— Raw records —
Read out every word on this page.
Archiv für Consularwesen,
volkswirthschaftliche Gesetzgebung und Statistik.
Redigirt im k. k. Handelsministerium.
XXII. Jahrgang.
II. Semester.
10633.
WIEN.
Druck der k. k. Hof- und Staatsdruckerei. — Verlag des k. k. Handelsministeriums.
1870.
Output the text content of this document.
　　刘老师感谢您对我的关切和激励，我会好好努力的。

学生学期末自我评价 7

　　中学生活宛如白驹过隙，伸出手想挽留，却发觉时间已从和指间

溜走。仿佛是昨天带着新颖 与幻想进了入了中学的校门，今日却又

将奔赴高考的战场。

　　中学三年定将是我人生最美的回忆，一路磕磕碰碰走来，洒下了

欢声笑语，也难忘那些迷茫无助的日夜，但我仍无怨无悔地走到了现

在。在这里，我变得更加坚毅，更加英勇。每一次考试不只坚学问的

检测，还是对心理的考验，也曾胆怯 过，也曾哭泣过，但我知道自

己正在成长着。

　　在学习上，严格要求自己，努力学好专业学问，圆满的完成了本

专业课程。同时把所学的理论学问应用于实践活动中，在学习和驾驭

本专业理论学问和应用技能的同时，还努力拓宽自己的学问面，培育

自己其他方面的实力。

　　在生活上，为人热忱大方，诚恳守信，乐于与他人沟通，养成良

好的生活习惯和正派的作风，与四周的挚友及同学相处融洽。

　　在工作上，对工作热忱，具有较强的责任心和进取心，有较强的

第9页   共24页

— Problem —
Output the records exactly, including every line.

— The response —
Read out every word on this page.
Archiv für Consularwesen,
volkswirthschaftliche Gesetzgebung und Statistik.
Redigirt im k. k. Handelsministerium.
XXII. Jahrgang.
II. Semester.
10633.
WIEN.
Druck der k. k. Hof- und Staatsdruckerei. — Verlag des k. k. Handelsministeriums.
1870.
Output the text content of this document.
　　刘老师感谢您对我的关切和激励，我会好好努力的。

学生学期末自我评价 7

　　中学生活宛如白驹过隙，伸出手想挽留，却发觉时间已从和指间

溜走。仿佛是昨天带着新颖 与幻想进了入了中学的校门，今日却又

将奔赴高考的战场。

　　中学三年定将是我人生最美的回忆，一路磕磕碰碰走来，洒下了

欢声笑语，也难忘那些迷茫无助的日夜，但我仍无怨无悔地走到了现

在。在这里，我变得更加坚毅，更加英勇。每一次考试不只坚学问的

检测，还是对心理的考验，也曾胆怯 过，也曾哭泣过，但我知道自

己正在成长着。

　　在学习上，严格要求自己，努力学好专业学问，圆满的完成了本

专业课程。同时把所学的理论学问应用于实践活动中，在学习和驾驭

本专业理论学问和应用技能的同时，还努力拓宽自己的学问面，培育

自己其他方面的实力。

　　在生活上，为人热忱大方，诚恳守信，乐于与他人沟通，养成良

好的生活习惯和正派的作风，与四周的挚友及同学相处融洽。

　　在工作上，对工作热忱，具有较强的责任心和进取心，有较强的

第9页   共24页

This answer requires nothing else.